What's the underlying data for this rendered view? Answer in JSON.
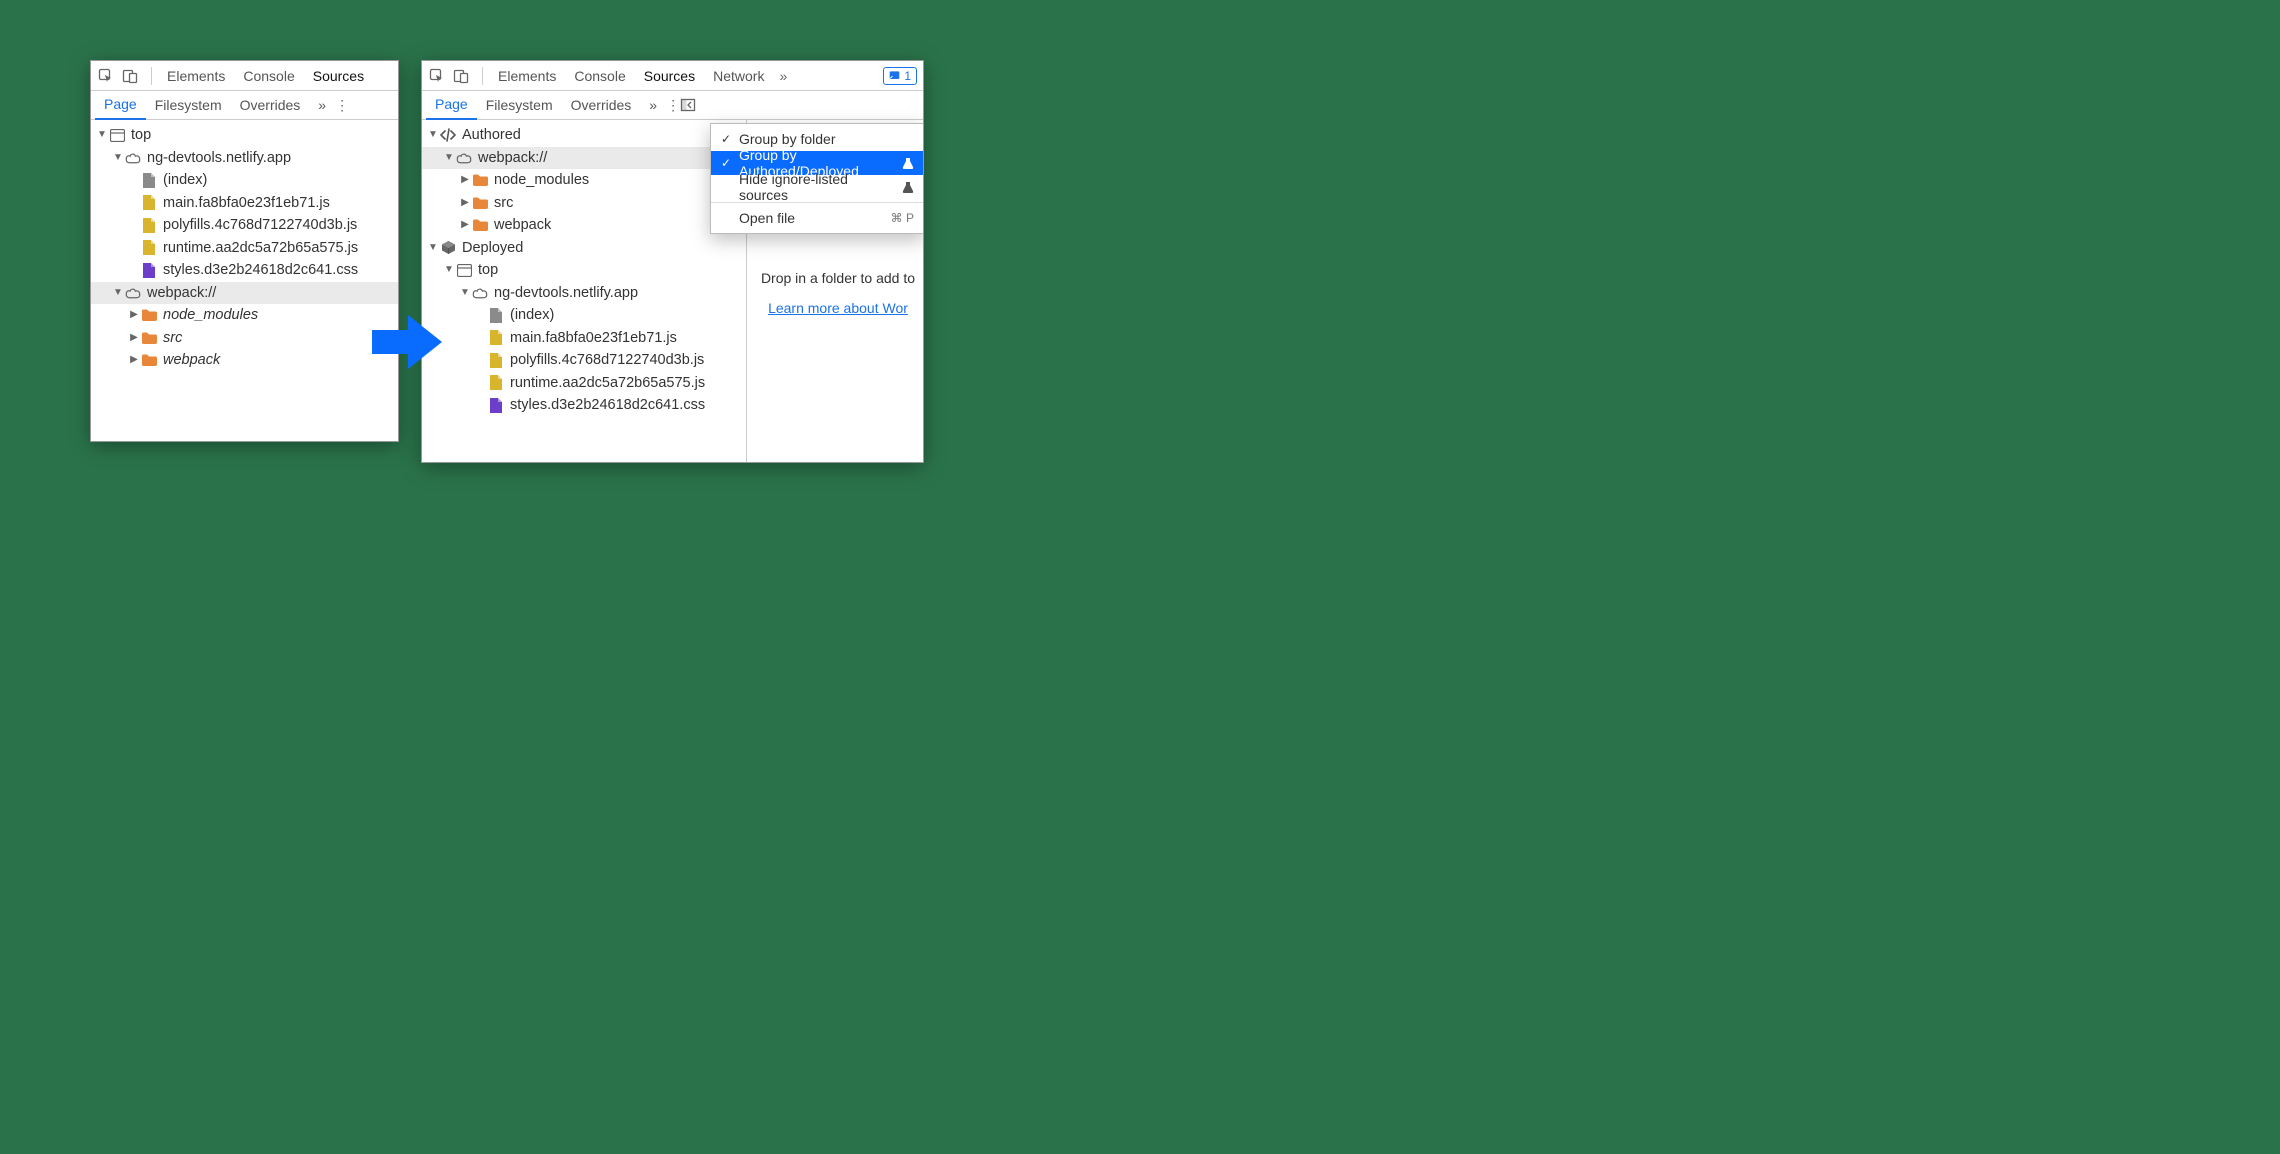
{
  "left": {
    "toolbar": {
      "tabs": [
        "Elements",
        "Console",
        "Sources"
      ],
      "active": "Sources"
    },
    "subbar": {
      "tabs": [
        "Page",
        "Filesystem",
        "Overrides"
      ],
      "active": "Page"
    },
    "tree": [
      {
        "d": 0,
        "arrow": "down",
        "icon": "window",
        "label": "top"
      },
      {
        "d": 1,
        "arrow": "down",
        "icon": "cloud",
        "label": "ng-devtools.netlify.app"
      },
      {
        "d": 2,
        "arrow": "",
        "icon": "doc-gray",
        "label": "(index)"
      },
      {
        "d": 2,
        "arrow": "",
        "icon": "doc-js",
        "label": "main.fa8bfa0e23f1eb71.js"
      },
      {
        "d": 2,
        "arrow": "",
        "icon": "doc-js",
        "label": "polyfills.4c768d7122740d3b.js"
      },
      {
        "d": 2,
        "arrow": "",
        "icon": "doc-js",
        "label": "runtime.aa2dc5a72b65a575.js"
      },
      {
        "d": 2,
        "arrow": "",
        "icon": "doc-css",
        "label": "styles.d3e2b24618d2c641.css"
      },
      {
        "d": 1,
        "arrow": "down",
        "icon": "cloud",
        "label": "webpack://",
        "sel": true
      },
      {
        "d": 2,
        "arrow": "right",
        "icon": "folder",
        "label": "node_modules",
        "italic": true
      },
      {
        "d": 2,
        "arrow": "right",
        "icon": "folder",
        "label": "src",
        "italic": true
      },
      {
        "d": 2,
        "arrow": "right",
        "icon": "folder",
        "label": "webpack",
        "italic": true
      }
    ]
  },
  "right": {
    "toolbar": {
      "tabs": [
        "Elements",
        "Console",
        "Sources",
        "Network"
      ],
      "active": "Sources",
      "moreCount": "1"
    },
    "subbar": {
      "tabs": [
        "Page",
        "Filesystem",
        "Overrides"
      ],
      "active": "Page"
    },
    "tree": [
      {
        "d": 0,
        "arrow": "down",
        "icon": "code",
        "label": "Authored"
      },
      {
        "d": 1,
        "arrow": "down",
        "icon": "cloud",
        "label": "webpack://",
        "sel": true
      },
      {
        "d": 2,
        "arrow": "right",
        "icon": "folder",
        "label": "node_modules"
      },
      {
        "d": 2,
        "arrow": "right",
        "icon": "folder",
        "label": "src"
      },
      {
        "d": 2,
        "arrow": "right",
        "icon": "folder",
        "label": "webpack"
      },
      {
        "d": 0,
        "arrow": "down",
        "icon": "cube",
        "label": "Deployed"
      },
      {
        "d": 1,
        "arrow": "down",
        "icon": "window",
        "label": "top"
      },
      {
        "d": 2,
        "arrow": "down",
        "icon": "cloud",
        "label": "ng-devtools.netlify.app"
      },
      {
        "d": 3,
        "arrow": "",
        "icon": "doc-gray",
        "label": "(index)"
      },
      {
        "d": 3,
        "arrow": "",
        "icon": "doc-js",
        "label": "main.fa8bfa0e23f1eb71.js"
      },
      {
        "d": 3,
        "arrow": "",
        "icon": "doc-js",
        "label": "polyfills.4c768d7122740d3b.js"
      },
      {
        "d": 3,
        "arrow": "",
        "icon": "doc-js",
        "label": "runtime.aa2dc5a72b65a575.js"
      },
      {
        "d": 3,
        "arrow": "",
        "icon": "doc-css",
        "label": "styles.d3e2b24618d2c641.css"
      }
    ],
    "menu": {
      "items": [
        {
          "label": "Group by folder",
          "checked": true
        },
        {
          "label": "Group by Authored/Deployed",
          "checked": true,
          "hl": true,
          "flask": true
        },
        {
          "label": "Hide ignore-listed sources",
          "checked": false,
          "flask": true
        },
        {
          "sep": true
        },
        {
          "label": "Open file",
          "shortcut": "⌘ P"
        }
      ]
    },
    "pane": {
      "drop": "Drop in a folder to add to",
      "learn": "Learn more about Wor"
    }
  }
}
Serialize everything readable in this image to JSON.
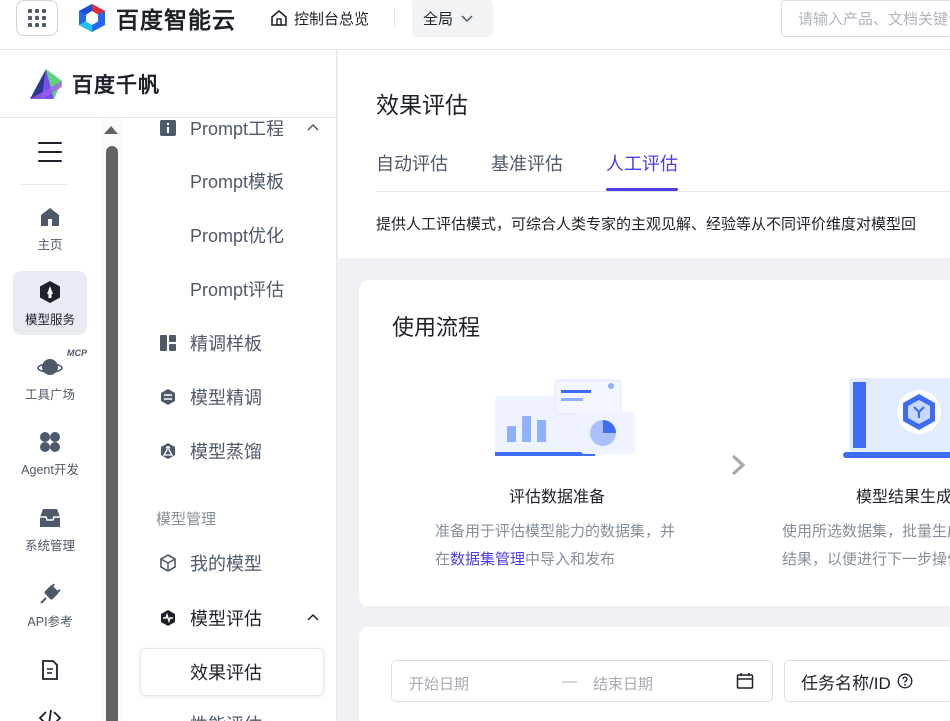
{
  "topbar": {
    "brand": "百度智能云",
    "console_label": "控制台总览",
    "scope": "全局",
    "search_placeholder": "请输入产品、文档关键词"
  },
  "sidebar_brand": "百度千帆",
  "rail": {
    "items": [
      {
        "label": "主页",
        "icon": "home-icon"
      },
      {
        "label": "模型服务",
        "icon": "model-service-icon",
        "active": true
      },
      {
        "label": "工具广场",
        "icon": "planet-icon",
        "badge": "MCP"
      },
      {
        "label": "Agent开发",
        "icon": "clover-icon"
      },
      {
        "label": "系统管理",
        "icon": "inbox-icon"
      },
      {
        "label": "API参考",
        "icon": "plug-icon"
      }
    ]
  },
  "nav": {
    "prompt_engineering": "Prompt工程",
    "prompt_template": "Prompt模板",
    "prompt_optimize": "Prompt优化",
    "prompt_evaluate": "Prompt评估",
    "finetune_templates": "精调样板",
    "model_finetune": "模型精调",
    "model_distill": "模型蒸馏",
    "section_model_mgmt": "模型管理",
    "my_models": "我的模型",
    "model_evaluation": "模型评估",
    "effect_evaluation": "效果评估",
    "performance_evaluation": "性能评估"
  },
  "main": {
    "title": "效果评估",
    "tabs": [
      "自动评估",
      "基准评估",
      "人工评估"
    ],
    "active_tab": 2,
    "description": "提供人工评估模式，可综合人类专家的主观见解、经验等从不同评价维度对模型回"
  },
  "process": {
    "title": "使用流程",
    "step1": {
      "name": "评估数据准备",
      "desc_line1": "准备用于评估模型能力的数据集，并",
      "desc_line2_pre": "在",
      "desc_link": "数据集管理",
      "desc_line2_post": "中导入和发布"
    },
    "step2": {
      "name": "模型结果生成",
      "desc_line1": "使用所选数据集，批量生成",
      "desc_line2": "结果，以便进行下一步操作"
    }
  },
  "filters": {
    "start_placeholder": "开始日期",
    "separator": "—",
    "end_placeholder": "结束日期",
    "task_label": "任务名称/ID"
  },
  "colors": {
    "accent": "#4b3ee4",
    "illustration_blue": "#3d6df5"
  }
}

====

> **THE TASK**
Copy every line from the entries that contains the word "webpack".

> **WORKED SOLUTION**
        "label": "webpack://",
        "label": "webpack",
        "label": "webpack://",
        "label": "webpack"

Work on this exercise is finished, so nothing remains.